In the listing below, locate the lines that hold "image" and copy them.

— BEGIN INPUT RECORDS —

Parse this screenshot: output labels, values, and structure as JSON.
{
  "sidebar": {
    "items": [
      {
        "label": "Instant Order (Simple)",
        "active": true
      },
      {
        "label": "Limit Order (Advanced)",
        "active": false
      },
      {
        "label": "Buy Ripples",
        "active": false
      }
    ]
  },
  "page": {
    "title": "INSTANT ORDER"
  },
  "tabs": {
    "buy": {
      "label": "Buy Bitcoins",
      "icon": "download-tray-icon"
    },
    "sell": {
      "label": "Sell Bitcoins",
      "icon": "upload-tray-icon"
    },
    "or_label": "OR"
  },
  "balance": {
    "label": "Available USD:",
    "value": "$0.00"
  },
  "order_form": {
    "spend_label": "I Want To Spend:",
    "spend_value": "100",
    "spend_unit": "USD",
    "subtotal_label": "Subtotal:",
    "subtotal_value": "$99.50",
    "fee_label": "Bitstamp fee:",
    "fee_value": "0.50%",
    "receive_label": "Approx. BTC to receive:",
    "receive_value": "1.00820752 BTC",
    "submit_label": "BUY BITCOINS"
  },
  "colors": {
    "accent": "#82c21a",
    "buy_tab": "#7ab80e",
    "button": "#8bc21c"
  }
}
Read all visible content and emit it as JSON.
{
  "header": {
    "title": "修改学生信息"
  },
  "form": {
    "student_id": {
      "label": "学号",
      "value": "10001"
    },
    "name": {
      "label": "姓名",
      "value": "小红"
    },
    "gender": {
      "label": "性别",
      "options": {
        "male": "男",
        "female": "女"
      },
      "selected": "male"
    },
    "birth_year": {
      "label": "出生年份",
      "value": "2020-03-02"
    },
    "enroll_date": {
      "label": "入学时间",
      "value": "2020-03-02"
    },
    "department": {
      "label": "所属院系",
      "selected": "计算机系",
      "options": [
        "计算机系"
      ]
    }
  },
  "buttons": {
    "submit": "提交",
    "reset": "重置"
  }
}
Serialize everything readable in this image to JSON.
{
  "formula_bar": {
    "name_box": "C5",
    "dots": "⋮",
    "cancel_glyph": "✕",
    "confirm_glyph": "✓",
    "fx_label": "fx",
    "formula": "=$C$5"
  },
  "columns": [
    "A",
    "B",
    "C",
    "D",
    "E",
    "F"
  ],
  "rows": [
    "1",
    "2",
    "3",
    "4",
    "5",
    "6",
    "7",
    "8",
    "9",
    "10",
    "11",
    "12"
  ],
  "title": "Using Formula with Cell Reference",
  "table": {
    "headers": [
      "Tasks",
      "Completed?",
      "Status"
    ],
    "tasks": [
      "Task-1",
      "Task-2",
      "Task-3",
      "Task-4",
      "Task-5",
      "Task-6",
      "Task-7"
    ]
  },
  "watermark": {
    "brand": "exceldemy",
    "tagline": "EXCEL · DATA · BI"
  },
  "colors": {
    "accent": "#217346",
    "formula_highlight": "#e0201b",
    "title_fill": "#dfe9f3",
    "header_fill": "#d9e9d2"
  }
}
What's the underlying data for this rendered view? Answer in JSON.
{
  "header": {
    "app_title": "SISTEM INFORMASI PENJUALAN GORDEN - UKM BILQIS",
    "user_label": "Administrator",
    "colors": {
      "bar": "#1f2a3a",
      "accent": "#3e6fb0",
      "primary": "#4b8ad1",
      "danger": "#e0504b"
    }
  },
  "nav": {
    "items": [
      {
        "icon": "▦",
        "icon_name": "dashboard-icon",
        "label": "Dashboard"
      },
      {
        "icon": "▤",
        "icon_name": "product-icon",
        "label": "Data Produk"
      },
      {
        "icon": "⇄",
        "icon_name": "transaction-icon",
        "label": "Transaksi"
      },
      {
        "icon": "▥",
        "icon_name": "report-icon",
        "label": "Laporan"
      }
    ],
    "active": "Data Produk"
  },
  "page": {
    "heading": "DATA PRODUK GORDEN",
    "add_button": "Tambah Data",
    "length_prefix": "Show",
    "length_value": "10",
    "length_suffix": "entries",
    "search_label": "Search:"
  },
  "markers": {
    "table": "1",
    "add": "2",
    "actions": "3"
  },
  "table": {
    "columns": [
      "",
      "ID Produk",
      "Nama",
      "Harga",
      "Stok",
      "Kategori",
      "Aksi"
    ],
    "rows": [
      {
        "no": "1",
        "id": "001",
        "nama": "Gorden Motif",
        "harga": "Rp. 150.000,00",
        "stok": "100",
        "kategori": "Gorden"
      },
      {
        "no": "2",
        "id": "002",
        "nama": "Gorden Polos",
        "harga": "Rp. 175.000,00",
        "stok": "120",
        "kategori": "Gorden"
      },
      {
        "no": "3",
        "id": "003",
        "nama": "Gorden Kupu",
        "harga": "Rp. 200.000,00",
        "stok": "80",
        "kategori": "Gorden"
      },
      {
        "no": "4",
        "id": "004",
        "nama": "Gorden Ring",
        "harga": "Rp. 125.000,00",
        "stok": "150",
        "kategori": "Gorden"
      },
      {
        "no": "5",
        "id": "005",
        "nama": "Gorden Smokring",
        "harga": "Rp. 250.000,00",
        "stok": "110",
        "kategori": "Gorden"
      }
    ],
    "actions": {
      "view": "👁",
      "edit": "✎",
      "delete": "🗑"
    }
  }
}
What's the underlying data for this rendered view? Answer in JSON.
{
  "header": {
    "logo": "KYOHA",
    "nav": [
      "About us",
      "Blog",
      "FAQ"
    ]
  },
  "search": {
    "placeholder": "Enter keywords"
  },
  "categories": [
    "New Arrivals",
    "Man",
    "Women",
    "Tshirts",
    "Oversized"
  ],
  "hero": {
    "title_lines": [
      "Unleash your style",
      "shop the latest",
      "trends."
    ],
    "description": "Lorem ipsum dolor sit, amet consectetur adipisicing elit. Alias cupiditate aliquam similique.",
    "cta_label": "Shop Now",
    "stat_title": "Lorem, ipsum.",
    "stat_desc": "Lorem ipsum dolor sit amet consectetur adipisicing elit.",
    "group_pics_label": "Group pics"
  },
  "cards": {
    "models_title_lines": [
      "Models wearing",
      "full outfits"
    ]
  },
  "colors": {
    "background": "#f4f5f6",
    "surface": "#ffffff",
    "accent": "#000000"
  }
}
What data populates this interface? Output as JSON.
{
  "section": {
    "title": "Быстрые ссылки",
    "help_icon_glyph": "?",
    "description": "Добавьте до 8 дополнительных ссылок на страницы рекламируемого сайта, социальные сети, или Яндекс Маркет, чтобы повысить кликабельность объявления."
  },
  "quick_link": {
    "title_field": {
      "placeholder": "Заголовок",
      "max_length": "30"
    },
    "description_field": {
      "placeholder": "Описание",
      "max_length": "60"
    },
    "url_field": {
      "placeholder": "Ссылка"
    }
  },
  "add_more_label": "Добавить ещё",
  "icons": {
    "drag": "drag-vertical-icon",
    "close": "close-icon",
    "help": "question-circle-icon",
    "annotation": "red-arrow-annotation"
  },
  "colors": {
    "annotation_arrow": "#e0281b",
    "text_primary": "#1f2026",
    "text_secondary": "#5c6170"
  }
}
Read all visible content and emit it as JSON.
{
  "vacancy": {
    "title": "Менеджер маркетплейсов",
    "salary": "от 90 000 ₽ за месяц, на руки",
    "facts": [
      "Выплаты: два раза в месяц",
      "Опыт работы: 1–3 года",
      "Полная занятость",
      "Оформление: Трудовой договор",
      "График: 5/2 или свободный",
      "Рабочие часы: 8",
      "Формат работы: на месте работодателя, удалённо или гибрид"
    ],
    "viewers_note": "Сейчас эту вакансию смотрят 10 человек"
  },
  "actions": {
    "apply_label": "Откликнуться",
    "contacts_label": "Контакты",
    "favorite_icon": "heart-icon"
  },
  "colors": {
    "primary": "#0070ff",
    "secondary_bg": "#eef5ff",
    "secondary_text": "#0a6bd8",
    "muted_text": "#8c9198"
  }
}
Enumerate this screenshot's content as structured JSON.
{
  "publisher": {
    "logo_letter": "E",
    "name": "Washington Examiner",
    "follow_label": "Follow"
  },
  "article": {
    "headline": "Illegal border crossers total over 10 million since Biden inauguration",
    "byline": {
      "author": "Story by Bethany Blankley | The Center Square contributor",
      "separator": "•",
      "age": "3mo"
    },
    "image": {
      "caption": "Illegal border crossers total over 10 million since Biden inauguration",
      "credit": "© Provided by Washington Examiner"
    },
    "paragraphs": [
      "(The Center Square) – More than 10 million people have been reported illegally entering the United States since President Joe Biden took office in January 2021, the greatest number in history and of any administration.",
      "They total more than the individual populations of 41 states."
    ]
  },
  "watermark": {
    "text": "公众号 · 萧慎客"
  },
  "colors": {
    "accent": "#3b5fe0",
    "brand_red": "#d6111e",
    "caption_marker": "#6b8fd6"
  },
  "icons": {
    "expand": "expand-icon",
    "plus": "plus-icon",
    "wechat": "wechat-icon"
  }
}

— END INPUT RECORDS —

## TASK RESULT
Serialize everything readable in this image to JSON.
    "image": {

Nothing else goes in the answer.